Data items
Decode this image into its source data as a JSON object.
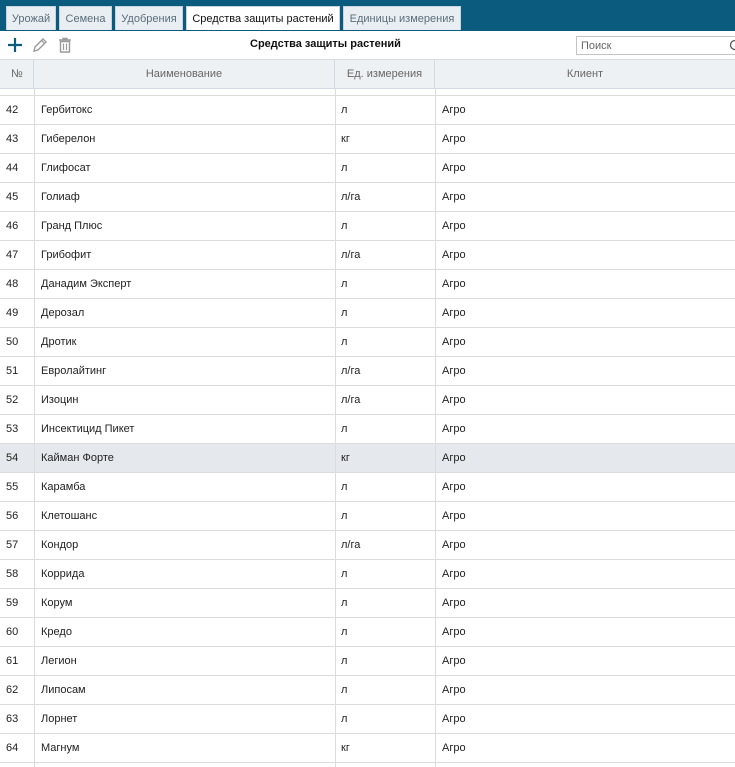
{
  "tabs": [
    {
      "label": "Урожай",
      "active": false
    },
    {
      "label": "Семена",
      "active": false
    },
    {
      "label": "Удобрения",
      "active": false
    },
    {
      "label": "Средства защиты растений",
      "active": true
    },
    {
      "label": "Единицы измерения",
      "active": false
    }
  ],
  "toolbar": {
    "title": "Средства защиты растений",
    "add_icon": "plus-icon",
    "edit_icon": "pencil-icon",
    "delete_icon": "trash-icon"
  },
  "search": {
    "placeholder": "Поиск",
    "value": ""
  },
  "table": {
    "columns": [
      "№",
      "Наименование",
      "Ед. измерения",
      "Клиент"
    ],
    "selected_index": 12,
    "rows": [
      {
        "num": "42",
        "name": "Гербитокс",
        "unit": "л",
        "client": "Агро"
      },
      {
        "num": "43",
        "name": "Гиберелон",
        "unit": "кг",
        "client": "Агро"
      },
      {
        "num": "44",
        "name": "Глифосат",
        "unit": "л",
        "client": "Агро"
      },
      {
        "num": "45",
        "name": "Голиаф",
        "unit": "л/га",
        "client": "Агро"
      },
      {
        "num": "46",
        "name": "Гранд Плюс",
        "unit": "л",
        "client": "Агро"
      },
      {
        "num": "47",
        "name": "Грибофит",
        "unit": "л/га",
        "client": "Агро"
      },
      {
        "num": "48",
        "name": "Данадим Эксперт",
        "unit": "л",
        "client": "Агро"
      },
      {
        "num": "49",
        "name": "Дерозал",
        "unit": "л",
        "client": "Агро"
      },
      {
        "num": "50",
        "name": "Дротик",
        "unit": "л",
        "client": "Агро"
      },
      {
        "num": "51",
        "name": "Евролайтинг",
        "unit": "л/га",
        "client": "Агро"
      },
      {
        "num": "52",
        "name": "Изоцин",
        "unit": "л/га",
        "client": "Агро"
      },
      {
        "num": "53",
        "name": "Инсектицид Пикет",
        "unit": "л",
        "client": "Агро"
      },
      {
        "num": "54",
        "name": "Кайман Форте",
        "unit": "кг",
        "client": "Агро"
      },
      {
        "num": "55",
        "name": "Карамба",
        "unit": "л",
        "client": "Агро"
      },
      {
        "num": "56",
        "name": "Клетошанс",
        "unit": "л",
        "client": "Агро"
      },
      {
        "num": "57",
        "name": "Кондор",
        "unit": "л/га",
        "client": "Агро"
      },
      {
        "num": "58",
        "name": "Коррида",
        "unit": "л",
        "client": "Агро"
      },
      {
        "num": "59",
        "name": "Корум",
        "unit": "л",
        "client": "Агро"
      },
      {
        "num": "60",
        "name": "Кредо",
        "unit": "л",
        "client": "Агро"
      },
      {
        "num": "61",
        "name": "Легион",
        "unit": "л",
        "client": "Агро"
      },
      {
        "num": "62",
        "name": "Липосам",
        "unit": "л",
        "client": "Агро"
      },
      {
        "num": "63",
        "name": "Лорнет",
        "unit": "л",
        "client": "Агро"
      },
      {
        "num": "64",
        "name": "Магнум",
        "unit": "кг",
        "client": "Агро"
      }
    ]
  },
  "colors": {
    "tabbar_bg": "#0b5b7e",
    "header_bg": "#eef1f4",
    "selected_row_bg": "#e5e9ed",
    "icon_blue": "#0b5b7e",
    "icon_gray": "#9a9a9a"
  }
}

# WHAT NEEDS TO BE DONE:
Spot every line that holds "Средства" and copy it.

# SOLUTION TO THIS PROBLEM:
      "label": "Средства защиты растений",
    "title": "Средства защиты растений",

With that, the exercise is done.